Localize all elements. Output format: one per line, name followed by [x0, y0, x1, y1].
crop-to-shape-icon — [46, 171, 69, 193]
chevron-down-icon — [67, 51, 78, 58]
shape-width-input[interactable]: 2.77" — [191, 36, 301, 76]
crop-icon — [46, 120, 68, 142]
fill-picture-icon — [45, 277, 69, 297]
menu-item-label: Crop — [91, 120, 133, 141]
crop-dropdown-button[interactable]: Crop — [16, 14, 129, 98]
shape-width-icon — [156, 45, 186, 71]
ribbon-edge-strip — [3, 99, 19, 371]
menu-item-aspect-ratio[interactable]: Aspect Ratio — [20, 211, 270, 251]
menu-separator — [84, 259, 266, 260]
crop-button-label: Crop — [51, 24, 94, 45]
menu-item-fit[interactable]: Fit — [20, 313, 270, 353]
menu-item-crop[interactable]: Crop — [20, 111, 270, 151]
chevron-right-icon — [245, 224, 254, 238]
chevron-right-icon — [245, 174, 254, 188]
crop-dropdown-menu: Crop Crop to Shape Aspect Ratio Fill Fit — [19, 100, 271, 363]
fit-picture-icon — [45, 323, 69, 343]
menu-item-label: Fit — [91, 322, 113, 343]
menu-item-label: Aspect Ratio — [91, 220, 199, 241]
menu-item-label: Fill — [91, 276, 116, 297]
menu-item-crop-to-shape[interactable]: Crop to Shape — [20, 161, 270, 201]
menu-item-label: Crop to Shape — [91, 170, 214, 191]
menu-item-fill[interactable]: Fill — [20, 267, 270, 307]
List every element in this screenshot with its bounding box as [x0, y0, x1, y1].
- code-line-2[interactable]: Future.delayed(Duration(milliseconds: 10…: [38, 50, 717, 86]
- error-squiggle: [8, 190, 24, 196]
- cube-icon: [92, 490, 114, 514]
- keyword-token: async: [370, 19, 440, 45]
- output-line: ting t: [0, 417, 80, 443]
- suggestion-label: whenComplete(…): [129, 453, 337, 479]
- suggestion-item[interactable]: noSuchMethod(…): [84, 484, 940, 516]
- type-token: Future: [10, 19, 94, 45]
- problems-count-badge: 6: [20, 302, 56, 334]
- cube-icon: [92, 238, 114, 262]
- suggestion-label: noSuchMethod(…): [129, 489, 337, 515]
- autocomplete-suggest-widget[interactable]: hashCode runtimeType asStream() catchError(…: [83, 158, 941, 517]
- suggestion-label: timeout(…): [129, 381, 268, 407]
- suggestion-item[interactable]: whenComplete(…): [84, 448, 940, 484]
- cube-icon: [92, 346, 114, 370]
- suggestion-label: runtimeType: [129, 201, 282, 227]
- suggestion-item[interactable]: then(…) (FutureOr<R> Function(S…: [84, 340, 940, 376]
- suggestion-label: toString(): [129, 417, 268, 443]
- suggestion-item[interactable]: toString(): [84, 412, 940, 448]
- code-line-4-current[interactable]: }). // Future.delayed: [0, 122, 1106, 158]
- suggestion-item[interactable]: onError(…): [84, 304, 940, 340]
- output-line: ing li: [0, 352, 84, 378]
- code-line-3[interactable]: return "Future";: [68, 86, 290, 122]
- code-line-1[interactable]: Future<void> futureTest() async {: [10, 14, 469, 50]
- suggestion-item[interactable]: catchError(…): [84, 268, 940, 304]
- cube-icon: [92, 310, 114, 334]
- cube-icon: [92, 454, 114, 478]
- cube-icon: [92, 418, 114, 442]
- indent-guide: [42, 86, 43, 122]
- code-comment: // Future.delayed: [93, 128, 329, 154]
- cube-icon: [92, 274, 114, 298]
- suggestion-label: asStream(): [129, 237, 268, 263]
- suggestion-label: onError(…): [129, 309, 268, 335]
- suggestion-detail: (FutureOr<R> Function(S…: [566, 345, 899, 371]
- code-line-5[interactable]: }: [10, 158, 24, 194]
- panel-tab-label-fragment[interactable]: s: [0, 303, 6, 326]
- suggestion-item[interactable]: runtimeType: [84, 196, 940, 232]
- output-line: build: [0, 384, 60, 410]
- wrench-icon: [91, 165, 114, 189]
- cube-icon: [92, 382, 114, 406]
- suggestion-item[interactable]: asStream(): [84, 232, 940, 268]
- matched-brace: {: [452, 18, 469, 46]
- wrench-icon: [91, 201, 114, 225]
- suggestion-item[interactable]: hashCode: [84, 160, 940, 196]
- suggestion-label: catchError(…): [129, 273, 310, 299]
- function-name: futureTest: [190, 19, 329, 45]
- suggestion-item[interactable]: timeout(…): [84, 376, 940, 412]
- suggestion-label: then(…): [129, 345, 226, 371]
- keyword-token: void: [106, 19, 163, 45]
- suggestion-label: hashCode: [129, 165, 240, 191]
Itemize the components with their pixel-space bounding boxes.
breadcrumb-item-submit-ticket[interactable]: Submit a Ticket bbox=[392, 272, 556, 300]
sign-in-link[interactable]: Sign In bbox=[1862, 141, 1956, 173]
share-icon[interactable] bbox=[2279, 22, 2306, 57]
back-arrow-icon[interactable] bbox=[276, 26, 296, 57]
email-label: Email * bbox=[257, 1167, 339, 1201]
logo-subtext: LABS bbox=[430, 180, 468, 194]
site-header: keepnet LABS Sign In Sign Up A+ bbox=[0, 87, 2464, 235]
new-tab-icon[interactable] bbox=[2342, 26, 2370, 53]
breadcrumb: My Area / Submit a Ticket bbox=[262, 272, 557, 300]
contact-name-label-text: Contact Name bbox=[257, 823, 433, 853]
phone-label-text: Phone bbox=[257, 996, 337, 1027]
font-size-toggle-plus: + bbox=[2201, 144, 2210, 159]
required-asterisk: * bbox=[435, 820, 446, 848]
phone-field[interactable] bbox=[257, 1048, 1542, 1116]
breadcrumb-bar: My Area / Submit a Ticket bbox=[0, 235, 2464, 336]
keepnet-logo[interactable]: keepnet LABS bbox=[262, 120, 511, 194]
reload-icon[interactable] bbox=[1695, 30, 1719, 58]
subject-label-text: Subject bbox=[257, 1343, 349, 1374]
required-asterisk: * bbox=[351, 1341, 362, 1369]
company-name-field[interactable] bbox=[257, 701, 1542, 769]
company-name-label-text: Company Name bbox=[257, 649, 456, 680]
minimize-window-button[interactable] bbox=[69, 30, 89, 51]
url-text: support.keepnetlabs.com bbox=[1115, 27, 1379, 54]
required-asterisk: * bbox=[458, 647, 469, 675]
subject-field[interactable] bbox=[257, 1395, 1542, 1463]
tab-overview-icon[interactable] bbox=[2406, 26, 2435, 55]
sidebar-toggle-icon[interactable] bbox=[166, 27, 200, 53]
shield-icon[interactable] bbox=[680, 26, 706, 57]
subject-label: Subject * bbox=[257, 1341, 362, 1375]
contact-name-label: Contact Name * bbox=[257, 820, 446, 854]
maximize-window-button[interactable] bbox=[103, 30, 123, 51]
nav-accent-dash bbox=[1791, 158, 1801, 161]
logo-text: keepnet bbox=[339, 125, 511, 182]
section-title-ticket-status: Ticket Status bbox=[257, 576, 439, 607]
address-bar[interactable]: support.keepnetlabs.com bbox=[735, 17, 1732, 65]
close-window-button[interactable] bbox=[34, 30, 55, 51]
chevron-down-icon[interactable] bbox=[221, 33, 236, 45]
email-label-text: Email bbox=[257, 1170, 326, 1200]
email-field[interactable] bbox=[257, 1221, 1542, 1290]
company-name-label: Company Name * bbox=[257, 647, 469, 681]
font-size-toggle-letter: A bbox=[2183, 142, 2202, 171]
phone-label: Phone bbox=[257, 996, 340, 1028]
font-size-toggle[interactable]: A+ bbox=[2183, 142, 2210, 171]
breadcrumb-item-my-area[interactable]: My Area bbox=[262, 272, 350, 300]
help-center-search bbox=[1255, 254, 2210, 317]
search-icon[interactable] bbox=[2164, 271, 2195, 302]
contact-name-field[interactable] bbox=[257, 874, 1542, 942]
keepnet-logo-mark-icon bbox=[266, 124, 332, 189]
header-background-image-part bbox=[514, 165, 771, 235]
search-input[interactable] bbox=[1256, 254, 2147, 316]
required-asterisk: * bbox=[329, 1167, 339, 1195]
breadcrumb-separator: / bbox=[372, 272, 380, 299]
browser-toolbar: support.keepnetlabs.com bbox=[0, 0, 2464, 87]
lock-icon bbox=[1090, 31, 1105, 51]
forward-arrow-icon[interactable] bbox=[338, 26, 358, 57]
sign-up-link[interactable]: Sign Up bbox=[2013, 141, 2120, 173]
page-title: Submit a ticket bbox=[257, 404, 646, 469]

==================================================

Reproduce the lines from the start through the one containing "menu-item-aspect-ratio[interactable]: Aspect Ratio", changing every "icon" to "glyph" and keeping everything else identical.

Localize all elements. Output format: one per line, name followed by [x0, y0, x1, y1].
crop-to-shape-glyph — [46, 171, 69, 193]
chevron-down-glyph — [67, 51, 78, 58]
shape-width-input[interactable]: 2.77" — [191, 36, 301, 76]
crop-glyph — [46, 120, 68, 142]
fill-picture-glyph — [45, 277, 69, 297]
menu-item-label: Crop — [91, 120, 133, 141]
crop-dropdown-button[interactable]: Crop — [16, 14, 129, 98]
shape-width-glyph — [156, 45, 186, 71]
ribbon-edge-strip — [3, 99, 19, 371]
menu-item-aspect-ratio[interactable]: Aspect Ratio — [20, 211, 270, 251]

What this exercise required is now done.